◆ **DIRECTION**:
Count the lines containing "στερεοποιεῖται" in the entries underneath, and state that count without anything else.

[Start SUPPLIED MATERIAL]

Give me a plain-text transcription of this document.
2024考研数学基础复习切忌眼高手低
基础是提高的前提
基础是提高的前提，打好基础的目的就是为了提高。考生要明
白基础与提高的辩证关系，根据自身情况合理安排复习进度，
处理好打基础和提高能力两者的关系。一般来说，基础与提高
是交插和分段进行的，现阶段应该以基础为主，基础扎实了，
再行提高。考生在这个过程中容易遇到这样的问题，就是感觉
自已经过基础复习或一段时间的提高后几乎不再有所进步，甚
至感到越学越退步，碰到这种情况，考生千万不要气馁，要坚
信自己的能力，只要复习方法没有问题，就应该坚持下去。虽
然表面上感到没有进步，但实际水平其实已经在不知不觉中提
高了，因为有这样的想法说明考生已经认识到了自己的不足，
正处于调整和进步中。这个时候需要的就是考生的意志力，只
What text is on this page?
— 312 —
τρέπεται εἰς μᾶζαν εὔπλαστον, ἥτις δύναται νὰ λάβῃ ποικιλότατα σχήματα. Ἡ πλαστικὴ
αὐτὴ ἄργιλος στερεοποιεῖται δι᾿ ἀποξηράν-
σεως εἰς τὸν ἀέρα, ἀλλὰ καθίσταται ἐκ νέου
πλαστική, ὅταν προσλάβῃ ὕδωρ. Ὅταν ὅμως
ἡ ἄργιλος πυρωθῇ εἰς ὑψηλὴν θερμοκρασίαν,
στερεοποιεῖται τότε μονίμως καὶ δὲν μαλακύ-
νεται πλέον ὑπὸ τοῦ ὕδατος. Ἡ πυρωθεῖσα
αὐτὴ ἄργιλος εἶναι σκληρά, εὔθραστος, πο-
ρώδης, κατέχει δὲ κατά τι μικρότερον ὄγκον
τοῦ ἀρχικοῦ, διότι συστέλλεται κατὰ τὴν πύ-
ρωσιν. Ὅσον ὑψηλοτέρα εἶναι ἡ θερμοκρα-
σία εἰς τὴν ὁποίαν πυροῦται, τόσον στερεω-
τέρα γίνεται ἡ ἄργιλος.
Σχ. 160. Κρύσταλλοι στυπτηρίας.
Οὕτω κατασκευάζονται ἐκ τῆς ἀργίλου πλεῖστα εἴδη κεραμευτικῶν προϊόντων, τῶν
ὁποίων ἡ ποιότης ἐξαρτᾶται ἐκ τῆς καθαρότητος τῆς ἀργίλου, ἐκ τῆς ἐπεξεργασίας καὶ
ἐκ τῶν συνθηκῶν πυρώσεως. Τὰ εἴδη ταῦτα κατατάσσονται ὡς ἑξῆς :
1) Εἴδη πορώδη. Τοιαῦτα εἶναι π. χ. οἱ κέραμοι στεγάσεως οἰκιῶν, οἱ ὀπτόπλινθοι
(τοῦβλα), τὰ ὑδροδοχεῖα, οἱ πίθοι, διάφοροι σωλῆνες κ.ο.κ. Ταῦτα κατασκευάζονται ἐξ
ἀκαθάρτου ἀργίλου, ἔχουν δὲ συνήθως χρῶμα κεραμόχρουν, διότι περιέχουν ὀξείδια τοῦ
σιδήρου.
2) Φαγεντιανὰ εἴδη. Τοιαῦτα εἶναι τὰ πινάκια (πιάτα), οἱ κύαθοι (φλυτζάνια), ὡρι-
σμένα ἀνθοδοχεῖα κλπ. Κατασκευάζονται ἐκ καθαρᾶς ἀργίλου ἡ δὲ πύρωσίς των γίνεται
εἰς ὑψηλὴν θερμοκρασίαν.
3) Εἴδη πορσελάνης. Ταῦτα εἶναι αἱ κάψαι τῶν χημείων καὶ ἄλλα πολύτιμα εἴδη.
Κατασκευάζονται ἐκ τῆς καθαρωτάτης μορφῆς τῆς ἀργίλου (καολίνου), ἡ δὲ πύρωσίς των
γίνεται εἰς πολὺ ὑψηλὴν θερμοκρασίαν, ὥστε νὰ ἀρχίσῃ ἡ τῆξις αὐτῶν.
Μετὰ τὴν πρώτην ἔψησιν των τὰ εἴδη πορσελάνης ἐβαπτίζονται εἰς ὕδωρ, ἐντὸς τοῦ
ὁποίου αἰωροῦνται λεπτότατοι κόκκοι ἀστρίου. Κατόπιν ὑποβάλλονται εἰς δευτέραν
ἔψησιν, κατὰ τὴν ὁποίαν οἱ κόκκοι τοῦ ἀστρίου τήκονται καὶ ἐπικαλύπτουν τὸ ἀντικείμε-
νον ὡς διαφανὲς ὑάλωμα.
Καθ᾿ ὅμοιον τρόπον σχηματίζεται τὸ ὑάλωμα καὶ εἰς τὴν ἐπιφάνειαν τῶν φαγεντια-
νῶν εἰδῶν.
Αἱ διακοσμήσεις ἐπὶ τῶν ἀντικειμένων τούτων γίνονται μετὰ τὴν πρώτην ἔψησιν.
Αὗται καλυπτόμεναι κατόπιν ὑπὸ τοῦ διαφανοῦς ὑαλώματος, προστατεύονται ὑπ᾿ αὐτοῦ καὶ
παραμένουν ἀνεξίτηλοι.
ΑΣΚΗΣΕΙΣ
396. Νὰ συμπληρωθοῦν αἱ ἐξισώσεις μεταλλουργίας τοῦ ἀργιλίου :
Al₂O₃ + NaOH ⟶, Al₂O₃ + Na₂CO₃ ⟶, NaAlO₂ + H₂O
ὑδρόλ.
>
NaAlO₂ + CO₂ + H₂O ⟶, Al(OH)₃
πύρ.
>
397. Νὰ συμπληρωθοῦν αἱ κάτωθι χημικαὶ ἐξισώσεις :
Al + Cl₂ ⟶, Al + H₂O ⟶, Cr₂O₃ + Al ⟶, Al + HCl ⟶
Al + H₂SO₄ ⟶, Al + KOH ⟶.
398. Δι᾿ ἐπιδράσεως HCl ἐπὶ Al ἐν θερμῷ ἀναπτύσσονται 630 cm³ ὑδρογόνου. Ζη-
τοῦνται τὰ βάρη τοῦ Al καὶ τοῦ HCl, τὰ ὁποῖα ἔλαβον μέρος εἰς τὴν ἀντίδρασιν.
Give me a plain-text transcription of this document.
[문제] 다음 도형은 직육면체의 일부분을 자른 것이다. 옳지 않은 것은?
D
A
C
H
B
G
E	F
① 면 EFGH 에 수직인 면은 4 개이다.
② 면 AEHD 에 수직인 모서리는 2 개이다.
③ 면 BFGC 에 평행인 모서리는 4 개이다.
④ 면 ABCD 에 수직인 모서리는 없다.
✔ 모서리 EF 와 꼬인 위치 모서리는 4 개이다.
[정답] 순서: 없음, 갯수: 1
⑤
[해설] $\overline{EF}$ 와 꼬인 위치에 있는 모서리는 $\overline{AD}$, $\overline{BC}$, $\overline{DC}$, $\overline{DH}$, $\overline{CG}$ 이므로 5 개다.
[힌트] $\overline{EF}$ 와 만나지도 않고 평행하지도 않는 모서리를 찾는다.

[End SUPPLIED MATERIAL]

◆ **OUTPUT**:
2